▶ THE REQUEST
Report, word for word, every line of the material that contains "JSON".

▶ DATA EXCERPTS
** Begin **

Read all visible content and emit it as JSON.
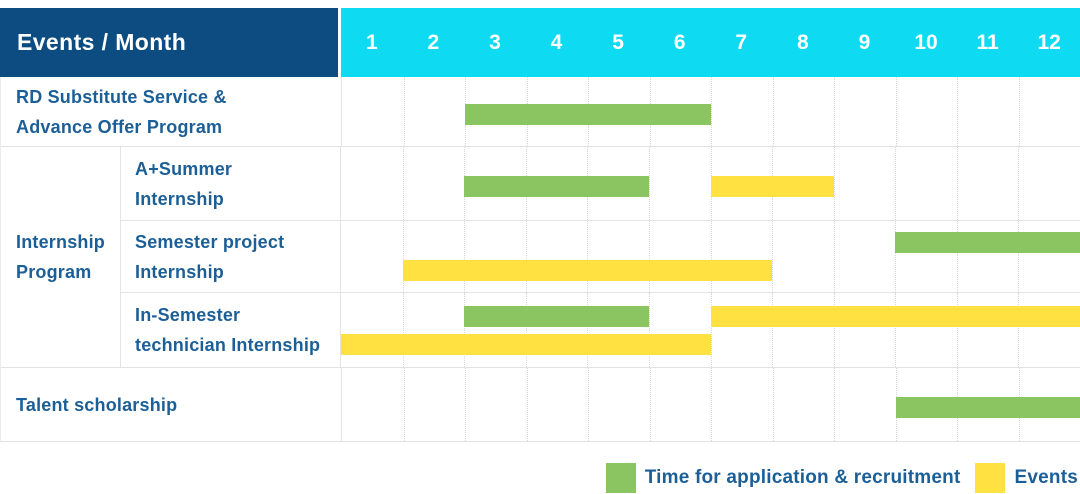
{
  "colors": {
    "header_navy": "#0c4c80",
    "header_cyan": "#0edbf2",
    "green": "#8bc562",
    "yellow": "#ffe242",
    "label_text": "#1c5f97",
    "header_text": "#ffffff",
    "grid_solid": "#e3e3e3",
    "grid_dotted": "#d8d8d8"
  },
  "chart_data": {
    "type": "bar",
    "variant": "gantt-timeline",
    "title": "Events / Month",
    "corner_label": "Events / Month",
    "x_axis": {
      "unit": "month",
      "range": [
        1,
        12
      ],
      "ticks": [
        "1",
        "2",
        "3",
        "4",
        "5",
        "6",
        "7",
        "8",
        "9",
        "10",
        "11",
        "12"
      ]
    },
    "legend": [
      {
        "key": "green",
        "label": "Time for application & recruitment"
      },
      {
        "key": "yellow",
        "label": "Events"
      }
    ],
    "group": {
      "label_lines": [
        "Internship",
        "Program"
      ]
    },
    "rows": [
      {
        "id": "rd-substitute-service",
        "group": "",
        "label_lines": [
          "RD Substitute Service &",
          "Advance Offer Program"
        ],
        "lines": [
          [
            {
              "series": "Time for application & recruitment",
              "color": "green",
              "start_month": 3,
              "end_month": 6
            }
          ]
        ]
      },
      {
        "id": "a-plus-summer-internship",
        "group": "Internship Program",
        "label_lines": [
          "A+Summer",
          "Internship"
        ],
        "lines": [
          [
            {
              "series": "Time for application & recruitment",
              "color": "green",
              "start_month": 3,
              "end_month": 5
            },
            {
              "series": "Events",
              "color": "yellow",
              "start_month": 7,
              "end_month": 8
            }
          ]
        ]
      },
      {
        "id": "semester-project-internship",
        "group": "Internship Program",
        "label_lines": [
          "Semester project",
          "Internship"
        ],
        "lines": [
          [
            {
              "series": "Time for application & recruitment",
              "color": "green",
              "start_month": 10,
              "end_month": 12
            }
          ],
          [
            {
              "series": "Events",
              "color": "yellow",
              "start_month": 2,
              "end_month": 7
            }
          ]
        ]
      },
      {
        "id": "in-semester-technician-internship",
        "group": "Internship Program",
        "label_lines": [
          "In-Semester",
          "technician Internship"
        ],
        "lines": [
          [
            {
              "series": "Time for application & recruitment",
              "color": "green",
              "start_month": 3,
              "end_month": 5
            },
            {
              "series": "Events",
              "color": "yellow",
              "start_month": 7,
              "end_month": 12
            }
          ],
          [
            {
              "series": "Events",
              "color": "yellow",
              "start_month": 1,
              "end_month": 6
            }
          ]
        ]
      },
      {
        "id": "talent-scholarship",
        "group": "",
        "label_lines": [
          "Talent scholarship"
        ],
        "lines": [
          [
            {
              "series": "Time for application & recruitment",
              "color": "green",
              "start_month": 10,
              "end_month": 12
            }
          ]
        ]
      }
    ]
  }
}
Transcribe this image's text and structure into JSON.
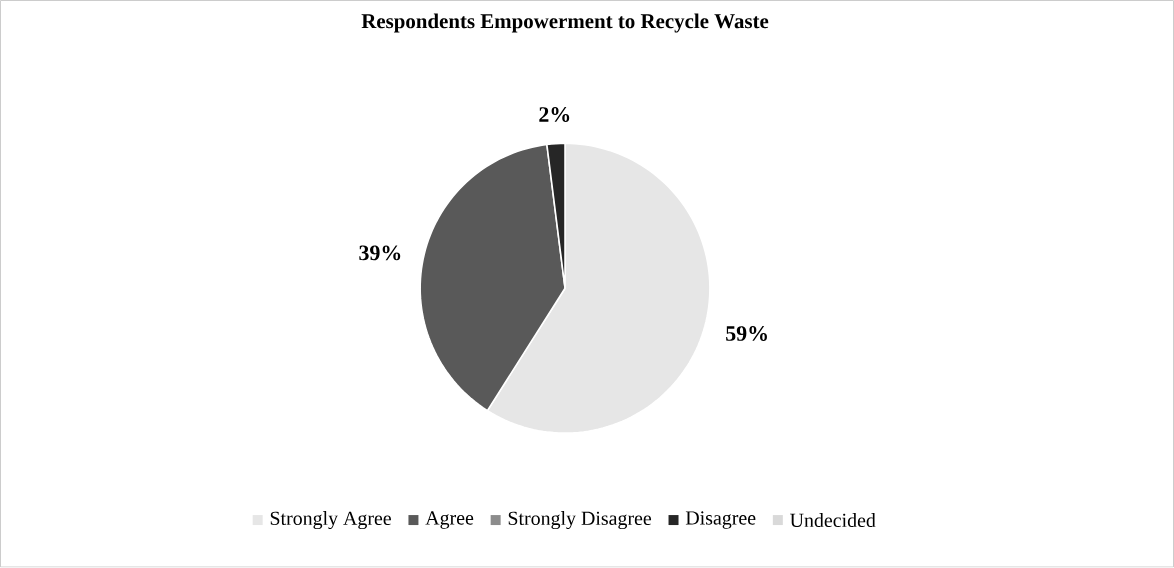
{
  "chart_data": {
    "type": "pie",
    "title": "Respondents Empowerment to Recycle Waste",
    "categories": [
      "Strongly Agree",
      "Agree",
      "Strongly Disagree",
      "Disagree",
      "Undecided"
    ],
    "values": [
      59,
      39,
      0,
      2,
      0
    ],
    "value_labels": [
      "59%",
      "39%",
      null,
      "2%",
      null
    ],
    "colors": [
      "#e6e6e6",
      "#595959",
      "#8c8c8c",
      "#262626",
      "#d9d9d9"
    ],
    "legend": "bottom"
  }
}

** End **
** Begin **

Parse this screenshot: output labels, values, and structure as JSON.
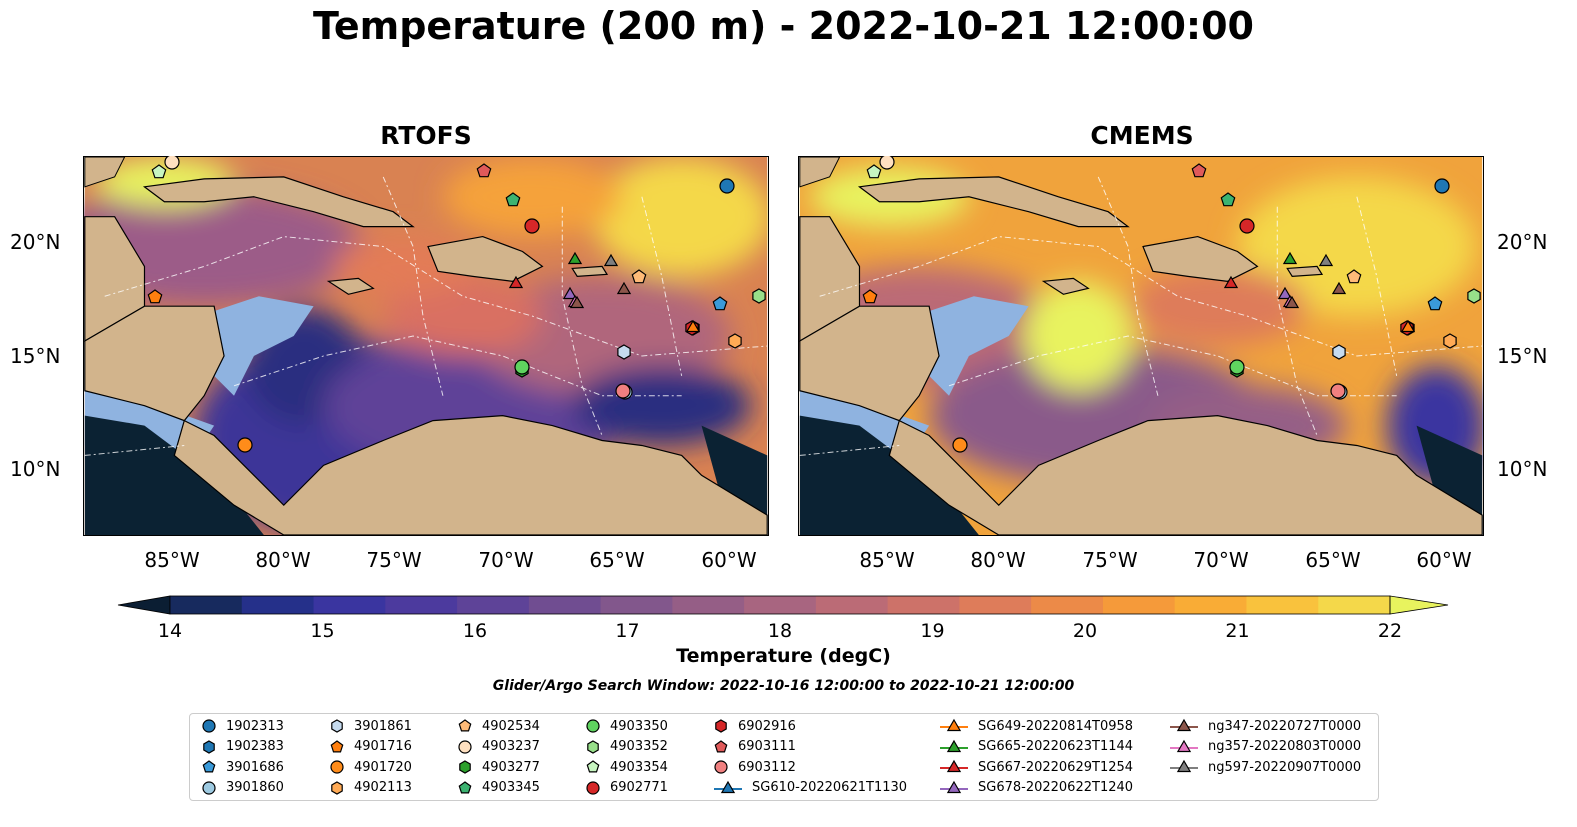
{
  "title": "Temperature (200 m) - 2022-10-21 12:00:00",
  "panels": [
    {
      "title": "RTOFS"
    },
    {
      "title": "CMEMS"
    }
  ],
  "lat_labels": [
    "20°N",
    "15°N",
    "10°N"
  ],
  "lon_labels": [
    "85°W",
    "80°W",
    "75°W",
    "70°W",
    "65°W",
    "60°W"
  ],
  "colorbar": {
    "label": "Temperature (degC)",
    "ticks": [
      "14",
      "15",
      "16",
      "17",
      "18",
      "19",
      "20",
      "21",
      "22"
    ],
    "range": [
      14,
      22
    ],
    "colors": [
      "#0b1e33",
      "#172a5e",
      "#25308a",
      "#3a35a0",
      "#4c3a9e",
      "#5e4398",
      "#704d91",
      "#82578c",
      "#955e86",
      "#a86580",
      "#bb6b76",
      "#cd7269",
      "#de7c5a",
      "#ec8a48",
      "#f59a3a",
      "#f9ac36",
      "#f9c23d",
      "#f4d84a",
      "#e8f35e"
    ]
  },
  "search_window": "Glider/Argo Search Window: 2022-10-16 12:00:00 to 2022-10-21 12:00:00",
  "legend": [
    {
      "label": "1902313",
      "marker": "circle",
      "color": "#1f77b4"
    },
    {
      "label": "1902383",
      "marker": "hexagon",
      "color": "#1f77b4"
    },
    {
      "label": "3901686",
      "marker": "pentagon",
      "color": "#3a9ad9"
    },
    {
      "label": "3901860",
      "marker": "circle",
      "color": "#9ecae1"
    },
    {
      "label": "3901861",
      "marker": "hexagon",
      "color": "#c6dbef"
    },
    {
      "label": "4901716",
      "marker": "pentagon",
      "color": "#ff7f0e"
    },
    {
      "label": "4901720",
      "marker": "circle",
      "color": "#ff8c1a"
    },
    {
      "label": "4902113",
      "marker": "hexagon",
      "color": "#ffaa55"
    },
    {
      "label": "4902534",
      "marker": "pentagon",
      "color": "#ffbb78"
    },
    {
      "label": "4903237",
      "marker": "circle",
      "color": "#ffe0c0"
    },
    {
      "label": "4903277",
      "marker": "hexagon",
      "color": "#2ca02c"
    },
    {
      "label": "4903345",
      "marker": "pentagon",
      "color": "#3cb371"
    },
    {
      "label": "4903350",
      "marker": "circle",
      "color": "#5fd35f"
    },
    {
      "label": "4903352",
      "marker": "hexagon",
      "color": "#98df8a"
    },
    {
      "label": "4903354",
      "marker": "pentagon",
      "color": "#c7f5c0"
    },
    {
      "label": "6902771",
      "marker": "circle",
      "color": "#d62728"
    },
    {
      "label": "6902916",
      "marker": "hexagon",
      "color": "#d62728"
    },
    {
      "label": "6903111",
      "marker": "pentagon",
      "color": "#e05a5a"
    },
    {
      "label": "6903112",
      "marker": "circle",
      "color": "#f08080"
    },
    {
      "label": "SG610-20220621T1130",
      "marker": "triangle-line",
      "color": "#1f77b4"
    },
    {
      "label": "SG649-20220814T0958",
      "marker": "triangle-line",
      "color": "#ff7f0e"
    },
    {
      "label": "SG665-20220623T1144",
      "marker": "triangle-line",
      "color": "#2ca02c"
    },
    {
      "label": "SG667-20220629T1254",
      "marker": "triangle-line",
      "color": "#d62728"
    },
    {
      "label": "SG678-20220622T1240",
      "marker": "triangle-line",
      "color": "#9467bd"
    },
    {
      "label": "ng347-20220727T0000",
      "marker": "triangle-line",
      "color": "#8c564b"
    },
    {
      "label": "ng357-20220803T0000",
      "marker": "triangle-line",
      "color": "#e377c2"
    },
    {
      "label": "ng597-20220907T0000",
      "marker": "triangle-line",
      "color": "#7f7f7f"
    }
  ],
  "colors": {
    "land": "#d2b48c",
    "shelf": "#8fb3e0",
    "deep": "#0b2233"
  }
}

** End **

▶ CORRECT RESPONSE
Read all visible content and emit it as JSON.
Transcribe this image's text and structure into JSON.
Parse this screenshot: output labels, values, and structure as JSON.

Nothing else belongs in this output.